··· GIVEN RECORDS ···
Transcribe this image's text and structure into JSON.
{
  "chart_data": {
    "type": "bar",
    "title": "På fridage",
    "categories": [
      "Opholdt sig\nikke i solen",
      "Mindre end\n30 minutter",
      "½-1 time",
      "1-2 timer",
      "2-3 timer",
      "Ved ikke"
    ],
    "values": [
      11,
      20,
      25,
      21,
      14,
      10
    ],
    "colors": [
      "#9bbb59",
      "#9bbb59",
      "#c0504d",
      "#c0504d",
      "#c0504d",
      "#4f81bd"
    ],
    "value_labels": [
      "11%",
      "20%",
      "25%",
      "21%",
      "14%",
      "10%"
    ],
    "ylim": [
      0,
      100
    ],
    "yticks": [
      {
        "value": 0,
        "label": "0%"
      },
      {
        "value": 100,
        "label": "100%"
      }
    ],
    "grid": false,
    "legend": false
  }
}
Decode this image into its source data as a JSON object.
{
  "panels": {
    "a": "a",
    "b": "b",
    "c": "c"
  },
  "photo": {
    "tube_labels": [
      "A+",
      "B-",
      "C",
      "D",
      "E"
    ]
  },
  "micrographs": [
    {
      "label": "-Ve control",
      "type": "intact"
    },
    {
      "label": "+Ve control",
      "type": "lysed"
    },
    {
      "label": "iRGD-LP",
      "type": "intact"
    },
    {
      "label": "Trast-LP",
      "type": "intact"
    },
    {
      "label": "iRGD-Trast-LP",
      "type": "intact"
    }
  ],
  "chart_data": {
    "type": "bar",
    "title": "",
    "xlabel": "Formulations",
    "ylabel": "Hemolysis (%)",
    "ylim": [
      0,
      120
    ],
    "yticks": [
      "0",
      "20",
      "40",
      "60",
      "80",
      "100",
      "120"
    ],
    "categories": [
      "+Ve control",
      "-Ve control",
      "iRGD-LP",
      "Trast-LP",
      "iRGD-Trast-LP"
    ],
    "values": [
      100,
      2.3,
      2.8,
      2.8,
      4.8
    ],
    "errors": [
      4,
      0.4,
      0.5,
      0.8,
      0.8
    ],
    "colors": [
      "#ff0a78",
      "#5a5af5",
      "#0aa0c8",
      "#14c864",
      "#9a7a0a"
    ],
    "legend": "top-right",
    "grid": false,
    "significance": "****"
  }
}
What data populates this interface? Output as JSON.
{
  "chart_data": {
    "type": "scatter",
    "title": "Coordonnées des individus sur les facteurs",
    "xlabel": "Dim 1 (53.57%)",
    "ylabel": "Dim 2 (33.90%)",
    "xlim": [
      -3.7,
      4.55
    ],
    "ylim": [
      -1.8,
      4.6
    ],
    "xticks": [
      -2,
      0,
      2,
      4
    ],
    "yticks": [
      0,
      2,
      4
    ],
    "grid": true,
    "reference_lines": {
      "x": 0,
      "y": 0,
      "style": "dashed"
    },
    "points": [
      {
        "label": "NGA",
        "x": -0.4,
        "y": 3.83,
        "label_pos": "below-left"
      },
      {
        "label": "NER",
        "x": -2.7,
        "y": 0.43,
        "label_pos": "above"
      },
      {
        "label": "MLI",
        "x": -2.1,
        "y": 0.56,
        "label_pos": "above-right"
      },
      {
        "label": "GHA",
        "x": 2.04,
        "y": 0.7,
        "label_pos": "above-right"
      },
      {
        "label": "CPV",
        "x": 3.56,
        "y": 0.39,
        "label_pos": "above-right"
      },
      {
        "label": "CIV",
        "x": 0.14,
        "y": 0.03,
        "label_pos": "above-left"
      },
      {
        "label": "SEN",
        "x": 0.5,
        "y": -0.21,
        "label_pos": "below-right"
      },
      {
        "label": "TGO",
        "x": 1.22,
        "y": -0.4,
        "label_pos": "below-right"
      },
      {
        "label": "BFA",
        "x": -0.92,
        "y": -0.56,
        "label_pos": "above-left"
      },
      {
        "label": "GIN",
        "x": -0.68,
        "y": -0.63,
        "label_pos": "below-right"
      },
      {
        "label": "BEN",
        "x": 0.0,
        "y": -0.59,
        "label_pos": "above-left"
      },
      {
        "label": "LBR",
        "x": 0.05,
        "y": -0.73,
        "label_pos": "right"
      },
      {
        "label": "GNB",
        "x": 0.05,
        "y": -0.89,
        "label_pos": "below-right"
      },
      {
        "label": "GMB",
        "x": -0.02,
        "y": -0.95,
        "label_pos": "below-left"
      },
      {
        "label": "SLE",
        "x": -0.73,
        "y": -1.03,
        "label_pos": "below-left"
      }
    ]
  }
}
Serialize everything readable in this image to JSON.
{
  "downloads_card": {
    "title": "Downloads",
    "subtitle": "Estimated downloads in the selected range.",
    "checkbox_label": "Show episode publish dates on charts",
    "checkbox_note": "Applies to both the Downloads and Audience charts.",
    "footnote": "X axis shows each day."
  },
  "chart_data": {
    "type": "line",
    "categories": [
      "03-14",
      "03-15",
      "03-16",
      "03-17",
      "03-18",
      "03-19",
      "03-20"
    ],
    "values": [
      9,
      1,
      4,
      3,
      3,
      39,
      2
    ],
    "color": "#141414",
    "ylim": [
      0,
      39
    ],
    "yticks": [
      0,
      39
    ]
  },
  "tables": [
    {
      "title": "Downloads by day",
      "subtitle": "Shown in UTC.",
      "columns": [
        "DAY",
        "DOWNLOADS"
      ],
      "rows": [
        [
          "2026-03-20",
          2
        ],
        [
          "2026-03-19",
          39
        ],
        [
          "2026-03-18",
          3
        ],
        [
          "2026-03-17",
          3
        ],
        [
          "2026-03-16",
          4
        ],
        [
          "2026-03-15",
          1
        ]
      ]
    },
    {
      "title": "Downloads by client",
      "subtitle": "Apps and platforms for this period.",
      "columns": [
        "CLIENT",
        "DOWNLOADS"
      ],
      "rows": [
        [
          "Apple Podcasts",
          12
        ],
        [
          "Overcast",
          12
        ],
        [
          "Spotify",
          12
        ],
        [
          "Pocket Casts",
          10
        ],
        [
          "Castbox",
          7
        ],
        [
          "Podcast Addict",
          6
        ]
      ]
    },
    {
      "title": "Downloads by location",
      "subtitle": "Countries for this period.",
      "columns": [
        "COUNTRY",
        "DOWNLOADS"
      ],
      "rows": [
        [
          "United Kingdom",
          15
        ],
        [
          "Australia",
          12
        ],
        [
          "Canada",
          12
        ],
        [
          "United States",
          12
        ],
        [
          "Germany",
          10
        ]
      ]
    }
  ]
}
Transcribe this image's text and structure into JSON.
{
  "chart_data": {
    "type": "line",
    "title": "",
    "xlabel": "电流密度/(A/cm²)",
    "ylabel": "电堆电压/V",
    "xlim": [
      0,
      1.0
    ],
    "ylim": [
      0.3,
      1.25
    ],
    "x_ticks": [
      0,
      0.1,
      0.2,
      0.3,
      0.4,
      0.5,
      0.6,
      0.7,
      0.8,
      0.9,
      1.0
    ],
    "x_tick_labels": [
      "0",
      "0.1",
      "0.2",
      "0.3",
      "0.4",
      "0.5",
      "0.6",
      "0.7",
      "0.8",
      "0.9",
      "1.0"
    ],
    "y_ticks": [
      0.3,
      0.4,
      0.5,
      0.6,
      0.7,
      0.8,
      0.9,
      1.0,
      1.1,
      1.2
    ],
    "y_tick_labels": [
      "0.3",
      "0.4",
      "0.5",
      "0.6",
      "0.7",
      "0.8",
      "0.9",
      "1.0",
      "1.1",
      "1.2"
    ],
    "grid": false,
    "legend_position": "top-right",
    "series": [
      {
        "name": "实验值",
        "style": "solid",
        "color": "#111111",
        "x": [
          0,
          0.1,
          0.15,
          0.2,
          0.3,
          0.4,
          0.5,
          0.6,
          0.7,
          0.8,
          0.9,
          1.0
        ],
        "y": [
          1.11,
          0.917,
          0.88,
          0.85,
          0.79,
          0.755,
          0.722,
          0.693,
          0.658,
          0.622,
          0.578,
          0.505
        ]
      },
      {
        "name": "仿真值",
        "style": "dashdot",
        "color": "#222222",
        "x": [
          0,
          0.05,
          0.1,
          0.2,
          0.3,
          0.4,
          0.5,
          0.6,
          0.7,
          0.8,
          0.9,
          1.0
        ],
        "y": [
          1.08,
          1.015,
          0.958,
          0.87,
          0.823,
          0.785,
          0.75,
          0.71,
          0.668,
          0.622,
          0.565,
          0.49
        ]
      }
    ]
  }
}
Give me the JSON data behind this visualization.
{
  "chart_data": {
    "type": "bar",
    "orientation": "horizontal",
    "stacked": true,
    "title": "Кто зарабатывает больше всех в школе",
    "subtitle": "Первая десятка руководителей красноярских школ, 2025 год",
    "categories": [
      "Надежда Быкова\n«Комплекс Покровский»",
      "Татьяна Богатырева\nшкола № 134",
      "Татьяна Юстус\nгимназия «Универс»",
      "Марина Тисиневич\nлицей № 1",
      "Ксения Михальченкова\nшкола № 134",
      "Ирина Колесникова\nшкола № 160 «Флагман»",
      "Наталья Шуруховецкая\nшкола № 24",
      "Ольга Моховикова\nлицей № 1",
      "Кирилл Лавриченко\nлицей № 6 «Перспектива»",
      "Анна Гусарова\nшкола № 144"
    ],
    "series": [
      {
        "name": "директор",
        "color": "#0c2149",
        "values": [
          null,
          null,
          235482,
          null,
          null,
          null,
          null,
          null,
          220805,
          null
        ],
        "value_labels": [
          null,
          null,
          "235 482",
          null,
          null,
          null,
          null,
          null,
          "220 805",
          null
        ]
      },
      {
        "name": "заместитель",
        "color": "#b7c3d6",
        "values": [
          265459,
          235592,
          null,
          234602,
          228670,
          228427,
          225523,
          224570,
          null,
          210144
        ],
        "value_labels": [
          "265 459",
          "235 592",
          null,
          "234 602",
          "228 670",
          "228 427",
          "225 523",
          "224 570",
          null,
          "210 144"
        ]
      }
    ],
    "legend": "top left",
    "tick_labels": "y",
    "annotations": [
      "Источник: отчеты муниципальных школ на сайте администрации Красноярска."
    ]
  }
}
···
INSTRUCTIONS TO FOLLOW = Copy out each line in the listing that has the word "period".

THE OUTPUT =
      "subtitle": "Apps and platforms for this period.",
      "subtitle": "Countries for this period.",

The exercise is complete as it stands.